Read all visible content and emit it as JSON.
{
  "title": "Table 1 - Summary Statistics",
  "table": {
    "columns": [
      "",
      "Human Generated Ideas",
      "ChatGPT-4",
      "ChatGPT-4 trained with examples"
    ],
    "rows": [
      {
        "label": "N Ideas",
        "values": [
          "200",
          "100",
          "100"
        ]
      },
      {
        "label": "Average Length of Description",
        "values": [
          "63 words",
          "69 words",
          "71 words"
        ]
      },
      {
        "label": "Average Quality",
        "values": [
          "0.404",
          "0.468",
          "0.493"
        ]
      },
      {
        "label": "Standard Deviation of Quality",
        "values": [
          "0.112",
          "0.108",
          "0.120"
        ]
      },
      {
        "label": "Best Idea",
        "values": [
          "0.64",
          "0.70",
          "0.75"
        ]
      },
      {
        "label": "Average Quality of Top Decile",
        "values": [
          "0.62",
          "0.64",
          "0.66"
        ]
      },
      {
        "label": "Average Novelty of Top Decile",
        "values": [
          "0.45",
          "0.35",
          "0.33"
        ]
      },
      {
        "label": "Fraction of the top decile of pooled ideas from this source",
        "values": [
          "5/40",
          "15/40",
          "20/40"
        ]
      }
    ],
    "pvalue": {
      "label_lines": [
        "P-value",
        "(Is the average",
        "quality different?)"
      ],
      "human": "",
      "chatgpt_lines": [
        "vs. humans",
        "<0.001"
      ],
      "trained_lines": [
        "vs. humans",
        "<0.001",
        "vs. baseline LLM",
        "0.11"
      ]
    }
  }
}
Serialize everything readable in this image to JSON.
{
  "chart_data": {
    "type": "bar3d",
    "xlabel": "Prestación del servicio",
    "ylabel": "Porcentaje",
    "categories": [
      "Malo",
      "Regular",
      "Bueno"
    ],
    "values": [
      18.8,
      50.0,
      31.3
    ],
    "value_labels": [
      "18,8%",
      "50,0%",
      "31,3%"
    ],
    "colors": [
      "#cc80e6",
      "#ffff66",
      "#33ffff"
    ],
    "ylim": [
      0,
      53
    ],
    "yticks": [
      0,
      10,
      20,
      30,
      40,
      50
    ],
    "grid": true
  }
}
◇ ◇ ◇ ◇ ◇ ◇ ◇
» Directive
Return the material in full, exactly as shown.

» Reply
Read all visible content and emit it as JSON.
{
  "title": "Table 1 - Summary Statistics",
  "table": {
    "columns": [
      "",
      "Human Generated Ideas",
      "ChatGPT-4",
      "ChatGPT-4 trained with examples"
    ],
    "rows": [
      {
        "label": "N Ideas",
        "values": [
          "200",
          "100",
          "100"
        ]
      },
      {
        "label": "Average Length of Description",
        "values": [
          "63 words",
          "69 words",
          "71 words"
        ]
      },
      {
        "label": "Average Quality",
        "values": [
          "0.404",
          "0.468",
          "0.493"
        ]
      },
      {
        "label": "Standard Deviation of Quality",
        "values": [
          "0.112",
          "0.108",
          "0.120"
        ]
      },
      {
        "label": "Best Idea",
        "values": [
          "0.64",
          "0.70",
          "0.75"
        ]
      },
      {
        "label": "Average Quality of Top Decile",
        "values": [
          "0.62",
          "0.64",
          "0.66"
        ]
      },
      {
        "label": "Average Novelty of Top Decile",
        "values": [
          "0.45",
          "0.35",
          "0.33"
        ]
      },
      {
        "label": "Fraction of the top decile of pooled ideas from this source",
        "values": [
          "5/40",
          "15/40",
          "20/40"
        ]
      }
    ],
    "pvalue": {
      "label_lines": [
        "P-value",
        "(Is the average",
        "quality different?)"
      ],
      "human": "",
      "chatgpt_lines": [
        "vs. humans",
        "<0.001"
      ],
      "trained_lines": [
        "vs. humans",
        "<0.001",
        "vs. baseline LLM",
        "0.11"
      ]
    }
  }
}
Serialize everything readable in this image to JSON.
{
  "chart_data": {
    "type": "bar3d",
    "xlabel": "Prestación del servicio",
    "ylabel": "Porcentaje",
    "categories": [
      "Malo",
      "Regular",
      "Bueno"
    ],
    "values": [
      18.8,
      50.0,
      31.3
    ],
    "value_labels": [
      "18,8%",
      "50,0%",
      "31,3%"
    ],
    "colors": [
      "#cc80e6",
      "#ffff66",
      "#33ffff"
    ],
    "ylim": [
      0,
      53
    ],
    "yticks": [
      0,
      10,
      20,
      30,
      40,
      50
    ],
    "grid": true
  }
}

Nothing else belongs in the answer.